_Consigne A_.
Dans le texte présenté plus bas sur le spectacle consacré à Gagarine, relevez les trois visages de Gagarine avec le traitement associé à chacun.

::: Extrait du document

La matière du spectacle se compose de documents officiels (déclarations de Gagarine, discours dʼhommes politiques, médias soviétiques et français), de sources officieuses et de légendes, de témoignages (enquête auprès de ses proches, enquête sur la mémoire du 12 avril 1961 en Russie et sur la mémoire de Gagarine en France), de dessins animés, de vidéos dʼarchives, de musique électronique dʼinspiration cosmique... La pièce résulte de lʼagencement syntaxique de ces différents matériaux. Elle sʼorganise comme une partition alternant trois modes narratifs qui illustrent les trois visages de Gagarine. Tous les médias convoqués dans le spectacle (musique, lumière, traitement des voix et spatialisation sonore, vidéo, lumières, robot, scènographie, costumes, texte et interprétation) déclinent trois états qui suivent les trois états narratifs.
- Le héros : traitement allégorique et féérique
- Le cosmonaute : traitement naïf à la manière des années 60
- Lʼhomme : traitement hyperréaliste


Scénographie et costumes
La scénographie suggère un mélange de cosmodrome, de station orbitale, de vaisseau spatial. Une partie de la régie ainsi que les musiciens sont intégrés au dispositif scénique, comme les techniciens indispensables au bon déroulement des opérations. Sont répartis sur des estrades rondes les régies techniques et les instruments de musique, ainsi quʼun mobilier dʼinspiration cosmique, le tout de couleur noir et certi dʼélèments lumineux. À mi-hauteur, une tour avec plateforme (à la fois vaisseau spatial, tribune et piedestal...) desservie par une échelle, qui évolue devant un grand écran de projection de 6x8m. Les costumes sont constitués dʼune combinaison spatiale transformable noire à laquelle viennent sʼajouter des élèments de couleurs vives et lumineux.


Vidéo
La vidéo est projetée sur un grand écran en fond de scène grâce à un vidéo projecteur muni dʼun grand angle et mixée en direct.
- Mode allégorique
Sous forme de dessin animé, lʼépopée du héros est retracée dans le style traditionnel des miniatures sur laque de Palekh, village situé au nord-est de Moscou (sur fond noir, des scènes aux couleurs vives traitent de sujets féeriques et folkloriques de façon symbolique et expressive). Inspiré de la technique des icônes, après la révolution, cet art se met au service de la propagande communiste.

::::::
::: Enregistrements fournis

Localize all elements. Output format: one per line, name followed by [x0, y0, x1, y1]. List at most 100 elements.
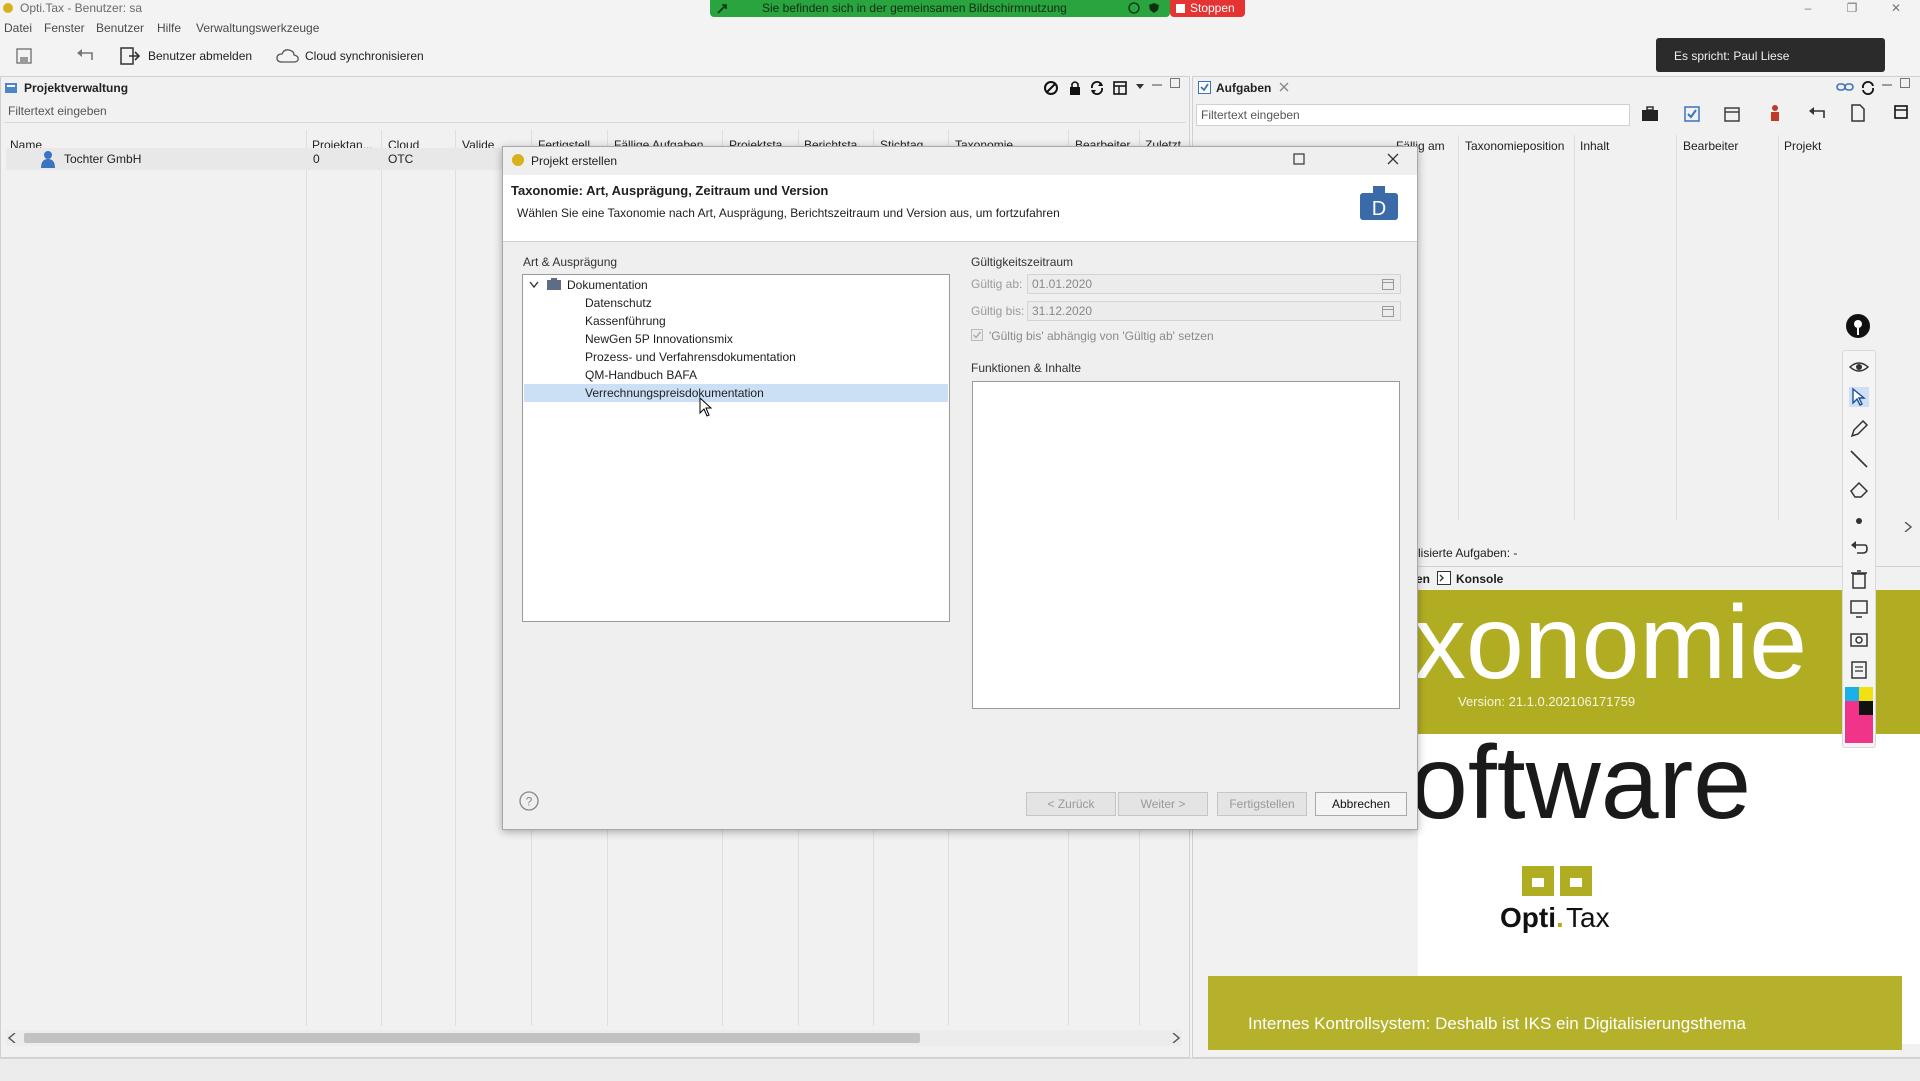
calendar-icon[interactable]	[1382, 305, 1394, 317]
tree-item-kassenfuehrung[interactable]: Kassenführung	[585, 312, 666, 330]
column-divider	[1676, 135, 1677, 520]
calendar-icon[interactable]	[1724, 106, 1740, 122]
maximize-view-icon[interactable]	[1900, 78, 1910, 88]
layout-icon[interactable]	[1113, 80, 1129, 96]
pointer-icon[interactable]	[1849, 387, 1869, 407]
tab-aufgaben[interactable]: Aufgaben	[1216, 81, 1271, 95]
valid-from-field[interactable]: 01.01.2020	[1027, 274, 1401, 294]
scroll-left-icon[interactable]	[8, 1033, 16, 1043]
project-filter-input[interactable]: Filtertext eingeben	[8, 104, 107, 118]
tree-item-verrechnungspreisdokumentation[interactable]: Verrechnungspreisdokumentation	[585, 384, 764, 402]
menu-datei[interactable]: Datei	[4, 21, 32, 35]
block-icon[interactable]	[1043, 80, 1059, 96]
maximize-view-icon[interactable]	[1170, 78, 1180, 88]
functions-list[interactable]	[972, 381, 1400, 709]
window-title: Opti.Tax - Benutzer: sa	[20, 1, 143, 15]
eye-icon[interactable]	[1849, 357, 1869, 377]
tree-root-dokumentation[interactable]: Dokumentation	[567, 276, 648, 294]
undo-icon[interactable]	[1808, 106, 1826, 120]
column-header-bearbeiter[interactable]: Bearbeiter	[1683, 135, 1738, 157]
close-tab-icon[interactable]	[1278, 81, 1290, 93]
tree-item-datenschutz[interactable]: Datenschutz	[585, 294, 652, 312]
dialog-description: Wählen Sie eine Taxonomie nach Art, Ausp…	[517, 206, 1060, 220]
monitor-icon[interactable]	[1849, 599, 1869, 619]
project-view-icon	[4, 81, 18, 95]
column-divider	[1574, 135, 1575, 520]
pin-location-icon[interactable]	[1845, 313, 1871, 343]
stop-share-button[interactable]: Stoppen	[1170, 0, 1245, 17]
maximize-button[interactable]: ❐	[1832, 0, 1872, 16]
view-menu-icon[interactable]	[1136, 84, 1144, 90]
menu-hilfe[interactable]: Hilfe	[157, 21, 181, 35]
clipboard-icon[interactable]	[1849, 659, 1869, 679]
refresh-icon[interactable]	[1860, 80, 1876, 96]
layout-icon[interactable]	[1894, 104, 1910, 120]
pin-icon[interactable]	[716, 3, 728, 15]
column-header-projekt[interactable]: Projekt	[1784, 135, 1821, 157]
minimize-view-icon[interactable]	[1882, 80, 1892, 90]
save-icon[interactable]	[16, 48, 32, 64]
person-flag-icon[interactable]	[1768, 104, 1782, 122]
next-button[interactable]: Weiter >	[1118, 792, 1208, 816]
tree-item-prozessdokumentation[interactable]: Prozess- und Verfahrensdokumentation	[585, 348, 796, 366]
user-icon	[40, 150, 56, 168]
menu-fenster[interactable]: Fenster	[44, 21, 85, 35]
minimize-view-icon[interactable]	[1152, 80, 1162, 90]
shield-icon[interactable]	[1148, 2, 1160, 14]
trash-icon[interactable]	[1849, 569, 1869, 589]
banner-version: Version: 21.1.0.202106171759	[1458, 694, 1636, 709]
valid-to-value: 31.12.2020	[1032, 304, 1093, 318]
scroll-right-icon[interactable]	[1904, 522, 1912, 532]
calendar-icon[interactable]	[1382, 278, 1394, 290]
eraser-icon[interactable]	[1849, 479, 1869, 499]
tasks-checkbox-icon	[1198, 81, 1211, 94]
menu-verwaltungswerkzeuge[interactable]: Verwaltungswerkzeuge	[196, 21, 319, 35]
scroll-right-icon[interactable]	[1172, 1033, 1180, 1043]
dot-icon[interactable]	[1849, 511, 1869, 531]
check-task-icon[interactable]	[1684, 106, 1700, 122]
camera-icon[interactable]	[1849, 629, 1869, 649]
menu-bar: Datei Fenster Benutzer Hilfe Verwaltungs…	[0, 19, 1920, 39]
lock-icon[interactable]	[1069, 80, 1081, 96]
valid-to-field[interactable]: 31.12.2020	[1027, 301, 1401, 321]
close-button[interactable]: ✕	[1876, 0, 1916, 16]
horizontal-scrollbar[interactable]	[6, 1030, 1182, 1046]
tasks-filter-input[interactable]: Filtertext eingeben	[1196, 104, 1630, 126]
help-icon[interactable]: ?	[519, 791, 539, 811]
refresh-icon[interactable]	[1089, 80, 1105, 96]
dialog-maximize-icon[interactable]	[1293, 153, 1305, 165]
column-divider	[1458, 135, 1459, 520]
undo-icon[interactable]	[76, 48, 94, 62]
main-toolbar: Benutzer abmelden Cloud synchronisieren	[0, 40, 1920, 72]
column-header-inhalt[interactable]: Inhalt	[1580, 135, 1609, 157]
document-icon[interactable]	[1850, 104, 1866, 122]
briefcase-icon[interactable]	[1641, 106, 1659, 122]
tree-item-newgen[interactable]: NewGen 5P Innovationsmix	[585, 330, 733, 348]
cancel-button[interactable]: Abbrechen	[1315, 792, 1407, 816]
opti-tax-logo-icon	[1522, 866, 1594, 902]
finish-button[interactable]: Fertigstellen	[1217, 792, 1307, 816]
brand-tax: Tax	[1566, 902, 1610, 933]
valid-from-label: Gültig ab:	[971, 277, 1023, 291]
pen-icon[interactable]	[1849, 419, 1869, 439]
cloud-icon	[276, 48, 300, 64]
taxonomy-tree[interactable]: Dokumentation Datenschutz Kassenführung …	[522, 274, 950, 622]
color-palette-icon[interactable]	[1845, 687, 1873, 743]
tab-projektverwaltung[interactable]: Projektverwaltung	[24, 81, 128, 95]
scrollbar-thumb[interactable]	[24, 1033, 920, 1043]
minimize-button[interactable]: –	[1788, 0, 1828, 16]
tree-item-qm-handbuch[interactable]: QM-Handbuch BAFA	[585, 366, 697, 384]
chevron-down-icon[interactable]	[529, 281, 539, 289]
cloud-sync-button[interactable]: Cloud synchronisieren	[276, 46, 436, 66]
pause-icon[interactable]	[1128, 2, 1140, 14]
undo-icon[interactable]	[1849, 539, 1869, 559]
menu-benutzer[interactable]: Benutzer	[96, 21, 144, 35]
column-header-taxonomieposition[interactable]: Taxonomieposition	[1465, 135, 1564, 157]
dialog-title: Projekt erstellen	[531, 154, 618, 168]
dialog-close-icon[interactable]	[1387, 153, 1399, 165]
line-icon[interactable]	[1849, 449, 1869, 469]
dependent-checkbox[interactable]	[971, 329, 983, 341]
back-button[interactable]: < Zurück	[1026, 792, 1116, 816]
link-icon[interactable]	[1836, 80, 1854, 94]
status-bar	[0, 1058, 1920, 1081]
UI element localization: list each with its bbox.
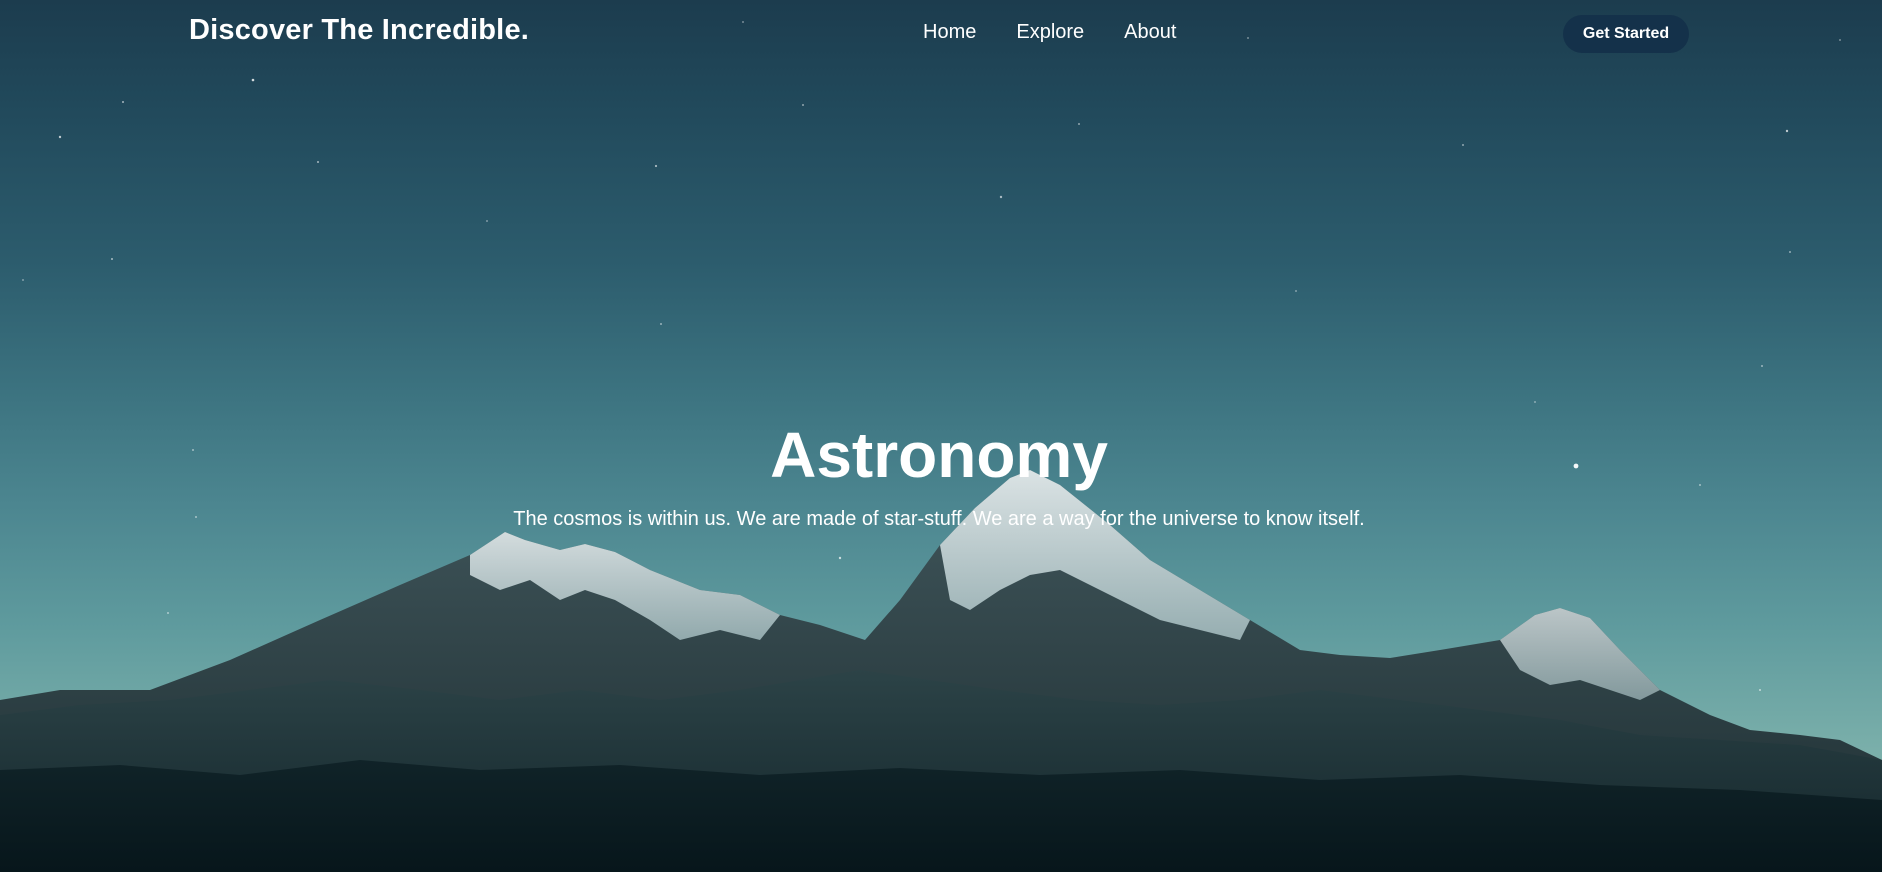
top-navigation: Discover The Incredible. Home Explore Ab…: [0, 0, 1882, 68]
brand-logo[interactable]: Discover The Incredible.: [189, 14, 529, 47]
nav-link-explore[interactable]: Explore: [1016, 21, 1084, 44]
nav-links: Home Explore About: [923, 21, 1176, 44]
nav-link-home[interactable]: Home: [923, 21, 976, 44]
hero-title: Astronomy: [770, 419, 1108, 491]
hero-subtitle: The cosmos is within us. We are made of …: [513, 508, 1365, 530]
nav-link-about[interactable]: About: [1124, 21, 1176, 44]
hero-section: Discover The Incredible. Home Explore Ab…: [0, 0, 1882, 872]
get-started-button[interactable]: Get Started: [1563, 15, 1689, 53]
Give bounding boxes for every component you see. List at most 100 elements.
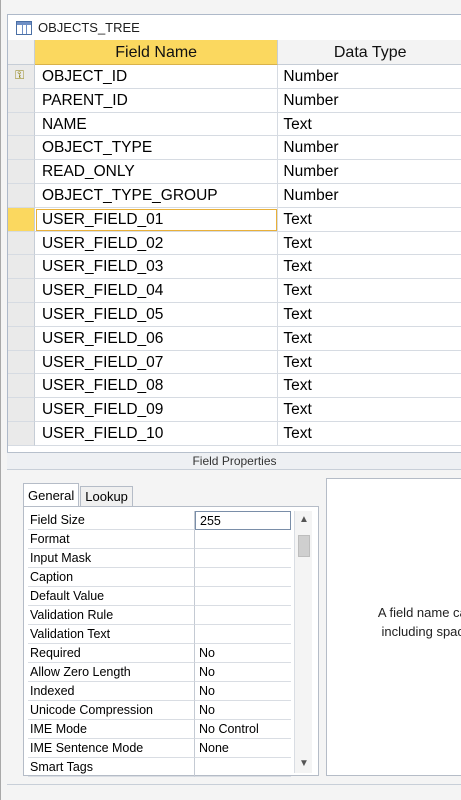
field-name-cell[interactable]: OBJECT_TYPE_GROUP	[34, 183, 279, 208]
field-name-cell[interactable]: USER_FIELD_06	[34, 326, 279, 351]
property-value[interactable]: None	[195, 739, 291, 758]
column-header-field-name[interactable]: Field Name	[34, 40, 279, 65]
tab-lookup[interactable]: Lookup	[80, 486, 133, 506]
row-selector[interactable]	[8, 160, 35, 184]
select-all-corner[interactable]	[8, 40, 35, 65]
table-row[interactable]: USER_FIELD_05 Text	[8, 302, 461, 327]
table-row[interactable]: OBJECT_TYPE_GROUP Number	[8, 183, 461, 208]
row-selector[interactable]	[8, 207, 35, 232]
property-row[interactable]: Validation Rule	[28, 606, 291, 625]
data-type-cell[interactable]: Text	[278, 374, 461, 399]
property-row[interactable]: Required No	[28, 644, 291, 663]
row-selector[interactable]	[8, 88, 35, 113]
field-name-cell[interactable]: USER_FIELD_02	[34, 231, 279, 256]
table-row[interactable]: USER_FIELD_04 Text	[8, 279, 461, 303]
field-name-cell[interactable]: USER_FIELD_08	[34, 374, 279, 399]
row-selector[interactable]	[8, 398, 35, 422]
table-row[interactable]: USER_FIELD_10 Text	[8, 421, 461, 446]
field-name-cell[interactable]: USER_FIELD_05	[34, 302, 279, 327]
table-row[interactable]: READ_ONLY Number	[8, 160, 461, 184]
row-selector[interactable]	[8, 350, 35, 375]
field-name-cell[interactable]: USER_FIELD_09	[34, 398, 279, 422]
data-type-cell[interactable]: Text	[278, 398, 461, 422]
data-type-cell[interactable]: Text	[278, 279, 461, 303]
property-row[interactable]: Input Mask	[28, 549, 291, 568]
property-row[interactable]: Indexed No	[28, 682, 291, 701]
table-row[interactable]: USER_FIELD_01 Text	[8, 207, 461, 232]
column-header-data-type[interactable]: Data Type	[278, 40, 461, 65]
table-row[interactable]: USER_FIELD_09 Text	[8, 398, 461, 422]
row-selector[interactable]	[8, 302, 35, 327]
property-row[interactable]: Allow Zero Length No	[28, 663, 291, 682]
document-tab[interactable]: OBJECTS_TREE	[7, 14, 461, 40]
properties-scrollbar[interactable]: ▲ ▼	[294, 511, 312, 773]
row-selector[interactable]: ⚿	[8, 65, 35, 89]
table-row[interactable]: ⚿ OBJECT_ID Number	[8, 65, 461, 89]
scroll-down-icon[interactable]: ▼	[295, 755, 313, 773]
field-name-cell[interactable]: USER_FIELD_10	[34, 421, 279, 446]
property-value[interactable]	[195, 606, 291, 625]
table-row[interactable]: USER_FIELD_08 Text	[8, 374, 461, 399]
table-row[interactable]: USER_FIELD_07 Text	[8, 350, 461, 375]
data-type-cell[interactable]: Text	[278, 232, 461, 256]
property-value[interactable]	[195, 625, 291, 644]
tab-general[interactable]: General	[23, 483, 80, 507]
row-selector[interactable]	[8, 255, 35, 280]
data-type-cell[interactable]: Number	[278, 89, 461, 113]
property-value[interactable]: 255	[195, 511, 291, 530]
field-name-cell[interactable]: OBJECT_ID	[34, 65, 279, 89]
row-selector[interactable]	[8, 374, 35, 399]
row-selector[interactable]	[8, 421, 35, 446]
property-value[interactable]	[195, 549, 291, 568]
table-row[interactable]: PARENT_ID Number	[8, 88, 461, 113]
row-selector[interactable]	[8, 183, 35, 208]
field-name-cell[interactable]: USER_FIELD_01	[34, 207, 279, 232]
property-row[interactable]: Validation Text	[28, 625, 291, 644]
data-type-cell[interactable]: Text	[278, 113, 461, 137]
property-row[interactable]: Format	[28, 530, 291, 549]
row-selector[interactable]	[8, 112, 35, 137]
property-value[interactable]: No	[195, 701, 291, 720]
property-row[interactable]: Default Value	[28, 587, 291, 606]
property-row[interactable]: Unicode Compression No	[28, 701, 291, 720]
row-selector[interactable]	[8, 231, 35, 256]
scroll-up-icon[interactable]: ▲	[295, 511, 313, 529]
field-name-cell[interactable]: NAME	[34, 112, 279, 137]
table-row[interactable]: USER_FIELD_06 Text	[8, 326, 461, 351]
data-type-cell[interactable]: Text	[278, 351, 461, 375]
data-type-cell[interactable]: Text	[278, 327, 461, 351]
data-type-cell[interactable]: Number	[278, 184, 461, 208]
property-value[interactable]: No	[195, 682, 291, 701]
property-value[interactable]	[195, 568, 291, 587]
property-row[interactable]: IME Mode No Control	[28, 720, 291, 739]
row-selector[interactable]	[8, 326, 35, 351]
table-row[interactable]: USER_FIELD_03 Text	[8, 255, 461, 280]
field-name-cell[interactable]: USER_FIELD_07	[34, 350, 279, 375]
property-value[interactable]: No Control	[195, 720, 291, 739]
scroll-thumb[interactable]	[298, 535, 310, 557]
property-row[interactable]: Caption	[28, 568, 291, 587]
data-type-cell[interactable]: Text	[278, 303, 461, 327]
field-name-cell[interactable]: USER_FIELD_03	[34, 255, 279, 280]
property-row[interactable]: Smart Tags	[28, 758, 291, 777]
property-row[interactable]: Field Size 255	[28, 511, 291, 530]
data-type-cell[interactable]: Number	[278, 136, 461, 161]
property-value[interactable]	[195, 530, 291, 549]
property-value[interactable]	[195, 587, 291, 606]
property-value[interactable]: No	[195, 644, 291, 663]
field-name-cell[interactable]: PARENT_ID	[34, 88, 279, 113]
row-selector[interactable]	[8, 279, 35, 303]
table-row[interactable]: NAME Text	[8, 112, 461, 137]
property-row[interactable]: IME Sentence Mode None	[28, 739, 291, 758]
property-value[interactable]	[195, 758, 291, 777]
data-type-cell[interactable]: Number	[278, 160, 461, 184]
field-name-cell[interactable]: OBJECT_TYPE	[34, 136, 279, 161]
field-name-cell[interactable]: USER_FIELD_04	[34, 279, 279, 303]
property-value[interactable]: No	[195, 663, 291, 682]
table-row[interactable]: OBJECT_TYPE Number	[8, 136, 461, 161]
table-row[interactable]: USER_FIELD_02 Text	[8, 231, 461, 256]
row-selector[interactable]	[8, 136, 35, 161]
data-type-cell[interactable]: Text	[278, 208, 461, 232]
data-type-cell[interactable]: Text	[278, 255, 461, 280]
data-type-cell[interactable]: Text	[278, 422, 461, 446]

::::::

_Consigne B_.
Mettez à jour les enregistrements, de la ligne contenant « top-navigation: Discover The » jusqu'à celle contenant « nav-link-about[interactable]: About: [1124, 21, 1176, 44] », toutes deux incluses, en remplaçant « Astronomy » par « Astrophysics ». Reproduisez uniquement ces lignes et laissez tout le reste inchangé.

_Corrigé A_.
- Le héros : traitement allégorique et féérique
- Le cosmonaute : traitement naïf à la manière des années 60
- Lʼhomme : traitement hyperréaliste

_Corrigé B_.
top-navigation: Discover The Incredible. Home Explore Ab…: [0, 0, 1882, 68]
brand-logo[interactable]: Discover The Incredible.: [189, 14, 529, 47]
nav-link-explore[interactable]: Explore: [1016, 21, 1084, 44]
nav-links: Home Explore About: [923, 21, 1176, 44]
nav-link-home[interactable]: Home: [923, 21, 976, 44]
hero-title: Astrophysics: [770, 419, 1108, 491]
hero-subtitle: The cosmos is within us. We are made of …: [513, 508, 1365, 530]
nav-link-about[interactable]: About: [1124, 21, 1176, 44]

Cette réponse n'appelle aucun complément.